— START Record excerpts —
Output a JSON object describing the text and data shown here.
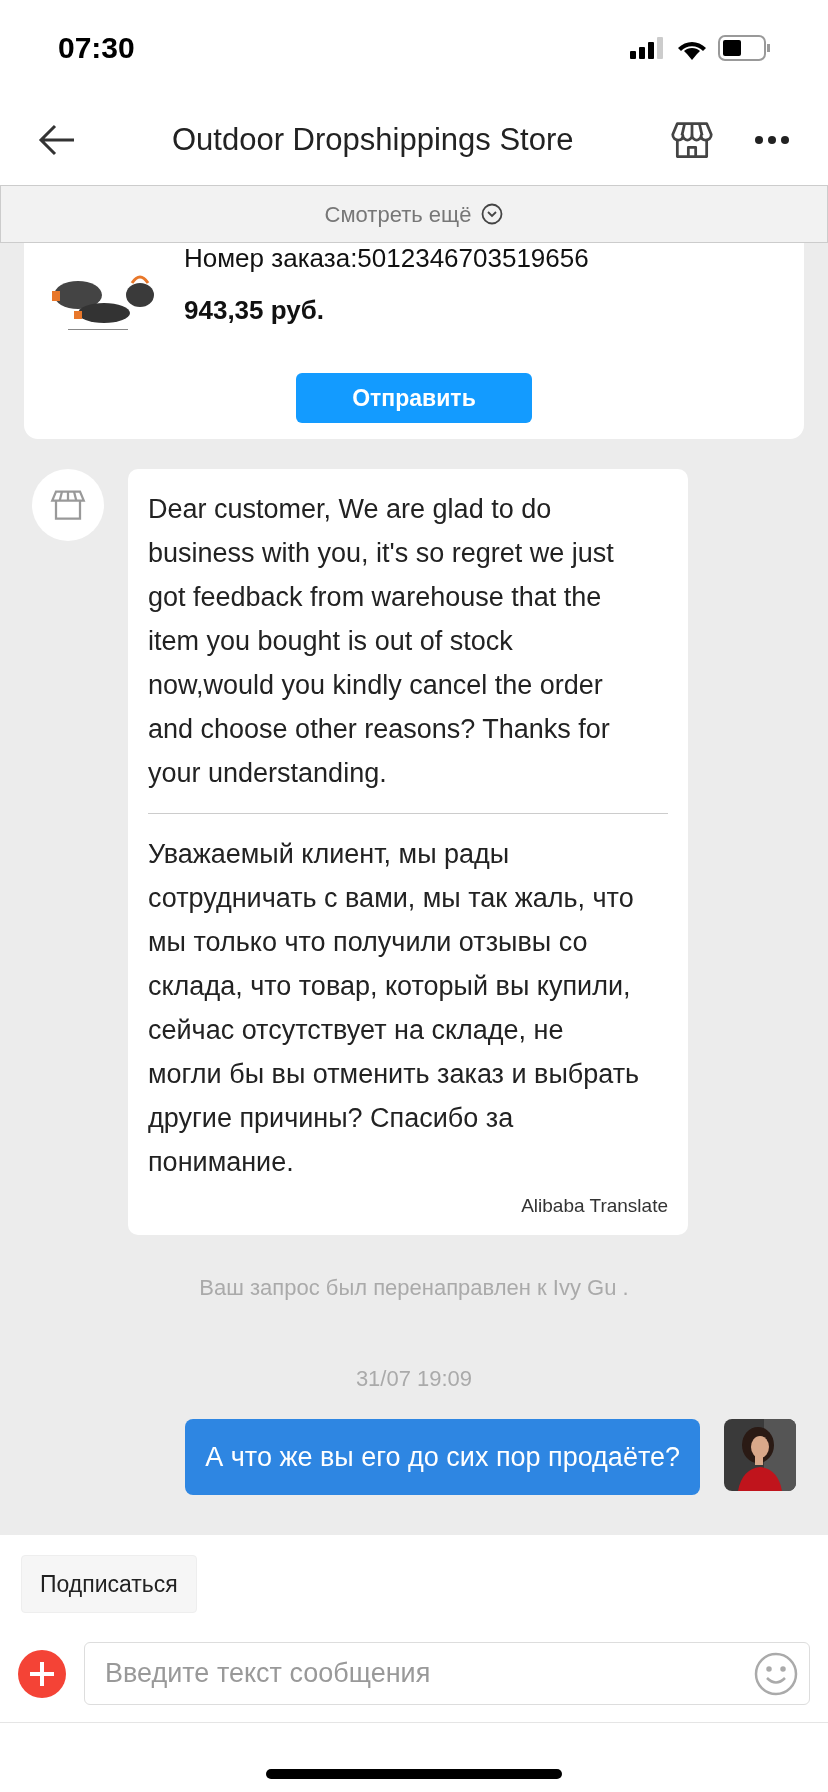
{
  "status_bar": {
    "time": "07:30"
  },
  "header": {
    "title": "Outdoor Dropshippings Store"
  },
  "see_more": {
    "label": "Смотреть ещё"
  },
  "order_card": {
    "order_number": "Номер заказа:5012346703519656",
    "price": "943,35 руб.",
    "button": "Отправить"
  },
  "messages": [
    {
      "kind": "incoming",
      "text": "Dear customer, We are glad to do business with you, it's so regret we just got feedback from warehouse that the item you bought is out of stock now,would you kindly cancel the order and choose other reasons? Thanks for your understanding.",
      "translation": "Уважаемый клиент, мы рады сотрудничать с вами, мы так жаль, что мы только что получили отзывы со склада, что товар, который вы купили, сейчас отсутствует на складе, не могли бы вы отменить заказ и выбрать другие причины? Спасибо за понимание.",
      "translator": "Alibaba Translate"
    },
    {
      "kind": "system",
      "text": "Ваш запрос был перенаправлен к Ivy Gu ."
    },
    {
      "kind": "timestamp",
      "text": "31/07 19:09"
    },
    {
      "kind": "outgoing",
      "text": "А что же вы его до сих пор продаёте?"
    }
  ],
  "subscribe_button": "Подписаться",
  "composer": {
    "placeholder": "Введите текст сообщения"
  }
}
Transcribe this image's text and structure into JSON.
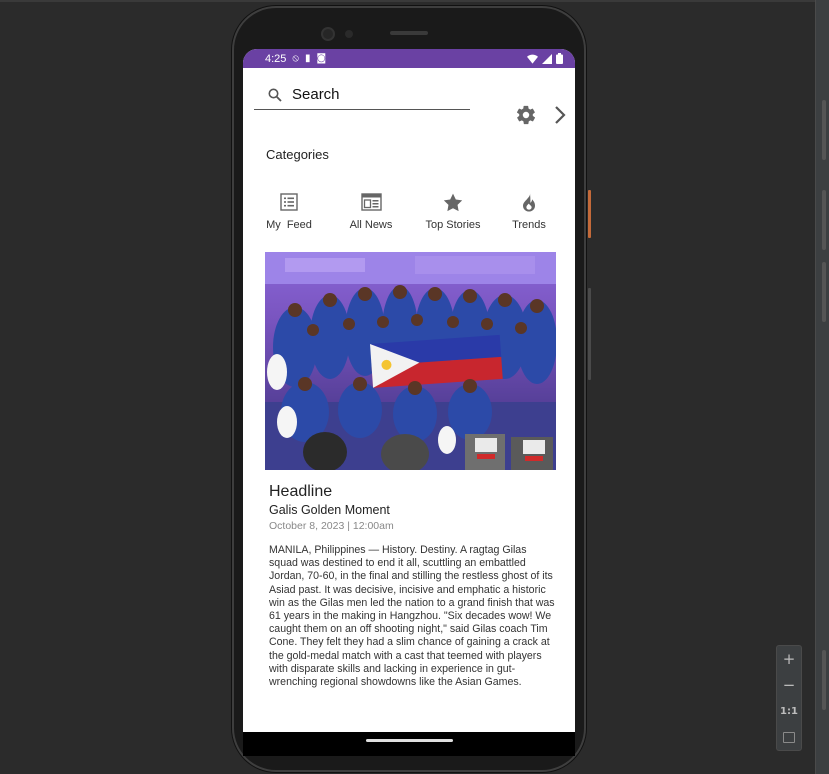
{
  "status_bar": {
    "time": "4:25",
    "icons": [
      "privacy-shield-icon",
      "sim-card-icon",
      "notification-icon"
    ],
    "right_icons": [
      "wifi-icon",
      "signal-icon",
      "battery-icon"
    ]
  },
  "search": {
    "placeholder": "Search",
    "icon": "search-icon"
  },
  "toolbar": {
    "settings_icon": "gear-icon",
    "next_icon": "chevron-right-icon"
  },
  "categories": {
    "title": "Categories",
    "items": [
      {
        "label": "My  Feed",
        "icon": "list-icon"
      },
      {
        "label": "All News",
        "icon": "newspaper-icon"
      },
      {
        "label": "Top Stories",
        "icon": "star-icon"
      },
      {
        "label": "Trends",
        "icon": "flame-icon"
      }
    ]
  },
  "article": {
    "headline": "Headline",
    "subheadline": "Galis Golden Moment",
    "date": "October 8, 2023 | 12:00am",
    "body": "MANILA, Philippines — History. Destiny.  A ragtag Gilas squad was destined to end it all, scuttling an embattled Jordan, 70-60, in the final and stilling the restless ghost of its Asiad past.  It was decisive, incisive and emphatic a historic win as the Gilas men led the nation to a grand finish that was 61 years in the making in Hangzhou. \"Six decades wow! We caught them on an off shooting night,\" said Gilas coach Tim Cone.  They felt they had a slim chance of gaining a crack at the gold-medal match with a cast that teemed with players with disparate skills and lacking in experience in gut-wrenching regional showdowns like the Asian Games.",
    "image": "team-celebration-photo"
  },
  "zoom_controls": {
    "zoom_in": "+",
    "zoom_out": "−",
    "actual_size": "1:1",
    "fit_icon": "fit-screen-icon"
  },
  "colors": {
    "status_bar": "#6a41a3",
    "background": "#2b2b2b",
    "screen": "#ffffff"
  }
}
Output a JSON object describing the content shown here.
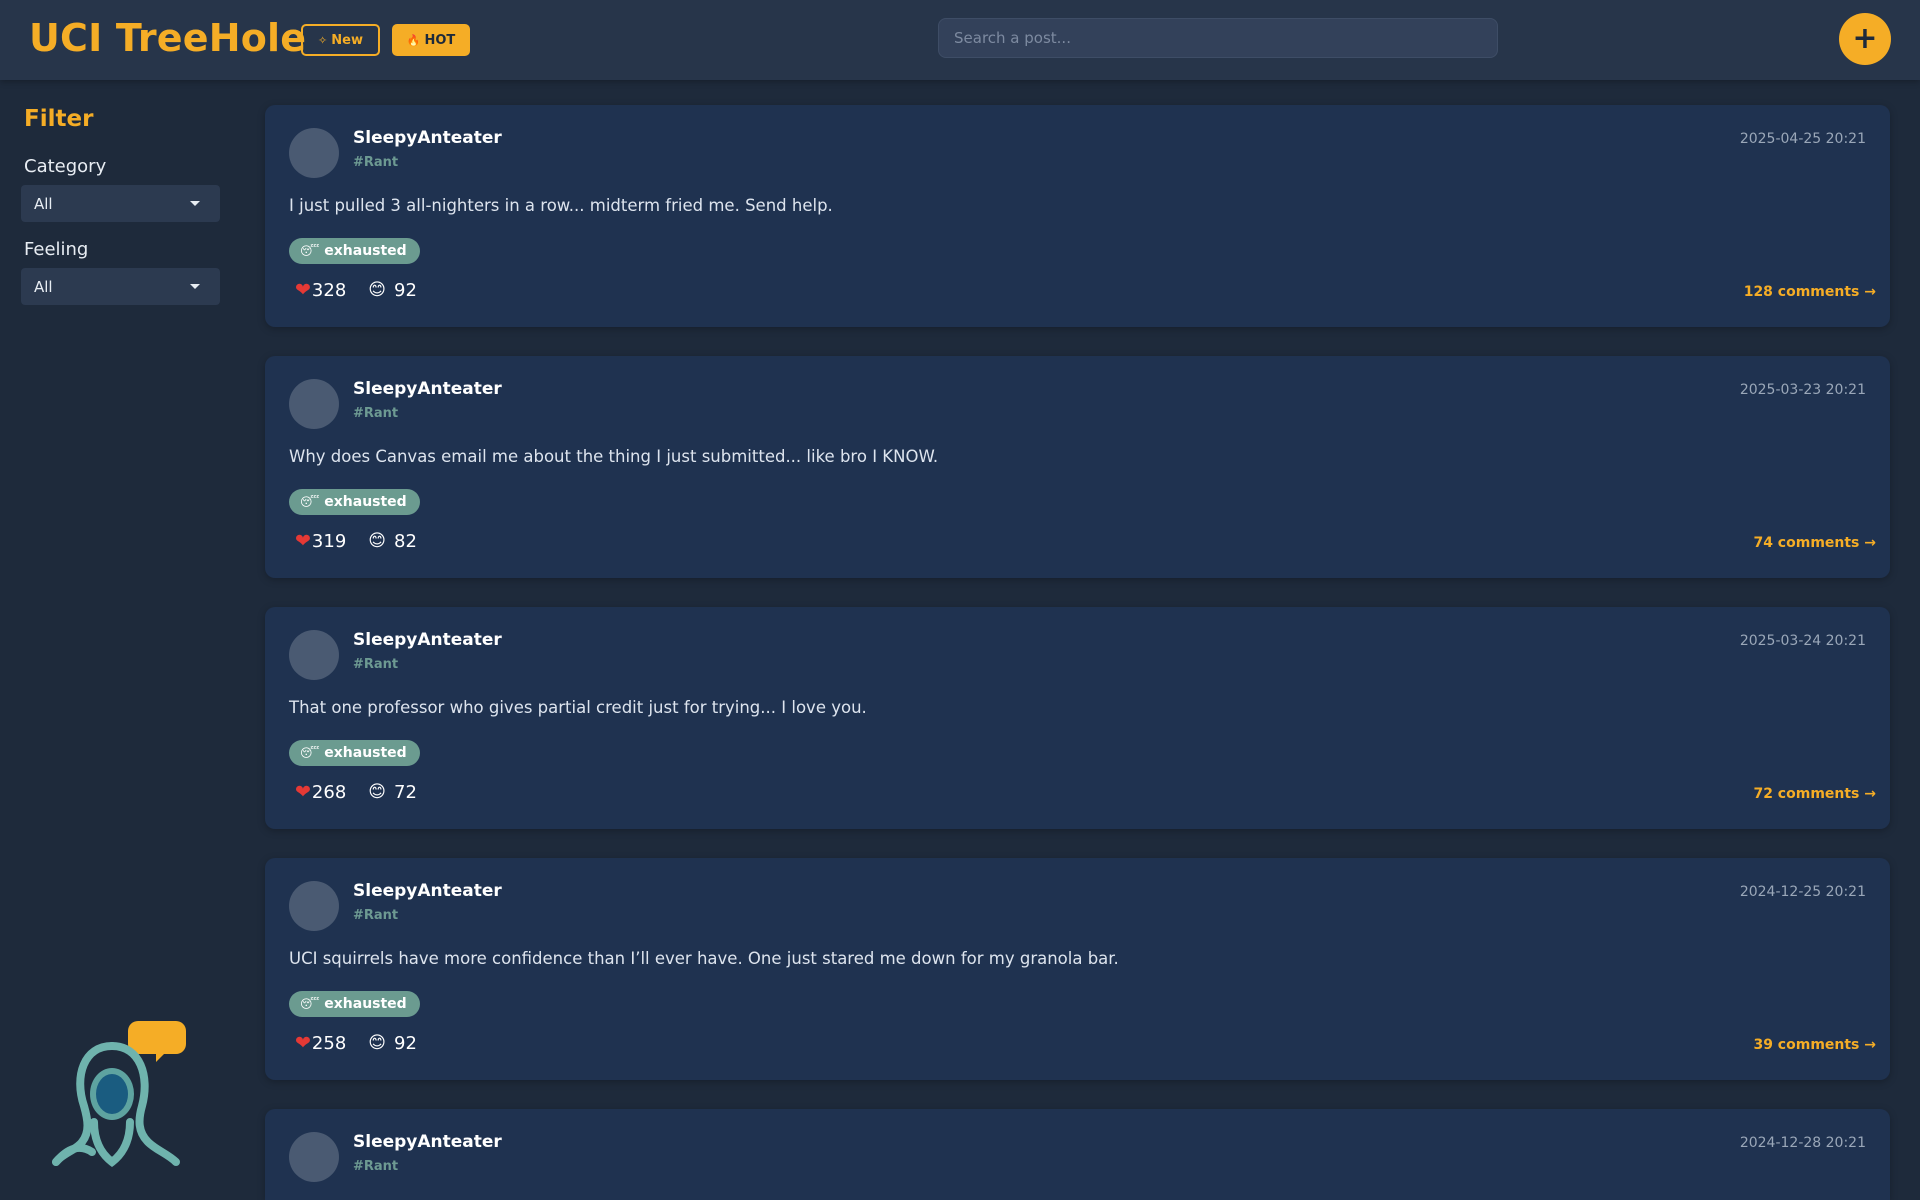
{
  "header": {
    "brand": "UCI TreeHole",
    "new_label": "New",
    "new_icon": "sparkle-icon",
    "hot_label": "HOT",
    "hot_icon": "fire-icon",
    "search_placeholder": "Search a post...",
    "add_label": "+"
  },
  "sidebar": {
    "title": "Filter",
    "category_label": "Category",
    "category_value": "All",
    "feeling_label": "Feeling",
    "feeling_value": "All"
  },
  "colors": {
    "accent": "#f5ad26",
    "background": "#1e2a3b",
    "card": "#1f3250",
    "tag": "#6b9b90"
  },
  "posts": [
    {
      "author": "SleepyAnteater",
      "category": "#Rant",
      "time": "2025-04-25 20:21",
      "content": "I just pulled 3 all-nighters in a row... midterm fried me. Send help.",
      "tag": "exhausted",
      "likes": "328",
      "smiles": "92",
      "comments": "128 comments →"
    },
    {
      "author": "SleepyAnteater",
      "category": "#Rant",
      "time": "2025-03-23 20:21",
      "content": "Why does Canvas email me about the thing I just submitted... like bro I KNOW.",
      "tag": "exhausted",
      "likes": "319",
      "smiles": "82",
      "comments": "74 comments →"
    },
    {
      "author": "SleepyAnteater",
      "category": "#Rant",
      "time": "2025-03-24 20:21",
      "content": "That one professor who gives partial credit just for trying... I love you.",
      "tag": "exhausted",
      "likes": "268",
      "smiles": "72",
      "comments": "72 comments →"
    },
    {
      "author": "SleepyAnteater",
      "category": "#Rant",
      "time": "2024-12-25 20:21",
      "content": "UCI squirrels have more confidence than I’ll ever have. One just stared me down for my granola bar.",
      "tag": "exhausted",
      "likes": "258",
      "smiles": "92",
      "comments": "39 comments →"
    },
    {
      "author": "SleepyAnteater",
      "category": "#Rant",
      "time": "2024-12-28 20:21"
    }
  ]
}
— END Record excerpts —
Copy each line that contains the word "just".

      "text": "Dear customer, We are glad to do business with you, it's so regret we just got feedback from warehouse that the item you bought is out of stock now,would you kindly cancel the order and choose other reasons? Thanks for your understanding.",
      "content": "I just pulled 3 all-nighters in a row... midterm fried me. Send help.",
      "content": "Why does Canvas email me about the thing I just submitted... like bro I KNOW.",
      "content": "That one professor who gives partial credit just for trying... I love you.",
      "content": "UCI squirrels have more confidence than I’ll ever have. One just stared me down for my granola bar.",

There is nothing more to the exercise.